* What this task involves:
Transcribe all of the material exactly. Any picture in it should be left out.

* Information provided:
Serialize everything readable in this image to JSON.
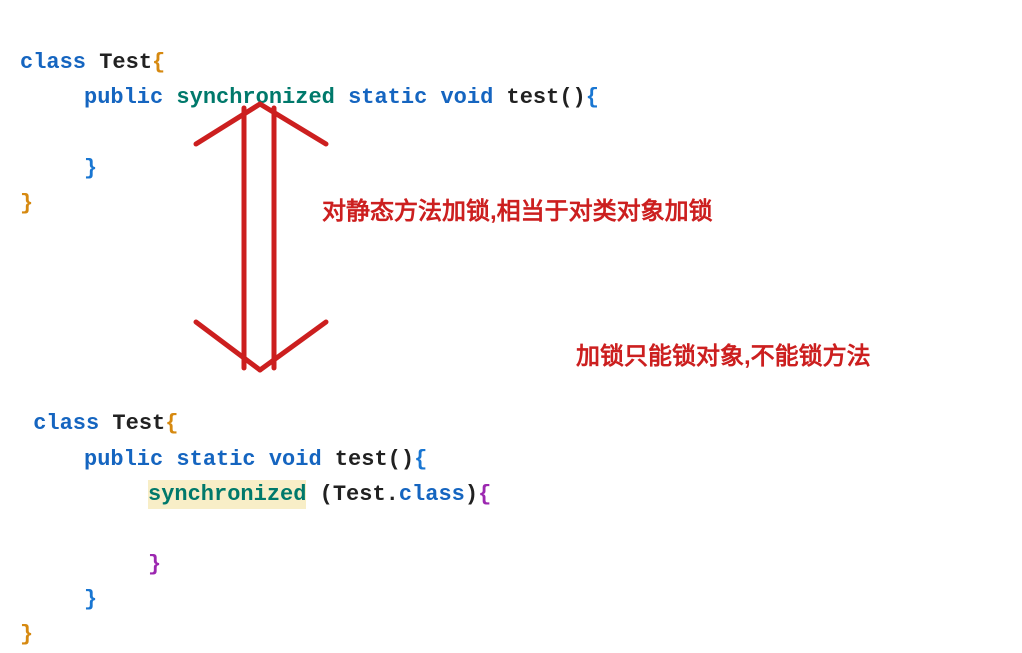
{
  "code1": {
    "kw_class": "class",
    "name": "Test",
    "kw_public": "public",
    "kw_sync": "synchronized",
    "kw_static": "static",
    "kw_void": "void",
    "method": "test",
    "parens": "()"
  },
  "code2": {
    "kw_class": "class",
    "name": "Test",
    "kw_public": "public",
    "kw_static": "static",
    "kw_void": "void",
    "method": "test",
    "parens": "()",
    "kw_sync": "synchronized",
    "sync_arg_prefix": "(Test.",
    "sync_arg_kw": "class",
    "sync_arg_suffix": ")"
  },
  "annotations": {
    "a1": "对静态方法加锁,相当于对类对象加锁",
    "a2": "加锁只能锁对象,不能锁方法"
  }
}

* Answer:
Serialize everything readable in this image to JSON.
{
  "code1": {
    "kw_class": "class",
    "name": "Test",
    "kw_public": "public",
    "kw_sync": "synchronized",
    "kw_static": "static",
    "kw_void": "void",
    "method": "test",
    "parens": "()"
  },
  "code2": {
    "kw_class": "class",
    "name": "Test",
    "kw_public": "public",
    "kw_static": "static",
    "kw_void": "void",
    "method": "test",
    "parens": "()",
    "kw_sync": "synchronized",
    "sync_arg_prefix": "(Test.",
    "sync_arg_kw": "class",
    "sync_arg_suffix": ")"
  },
  "annotations": {
    "a1": "对静态方法加锁,相当于对类对象加锁",
    "a2": "加锁只能锁对象,不能锁方法"
  }
}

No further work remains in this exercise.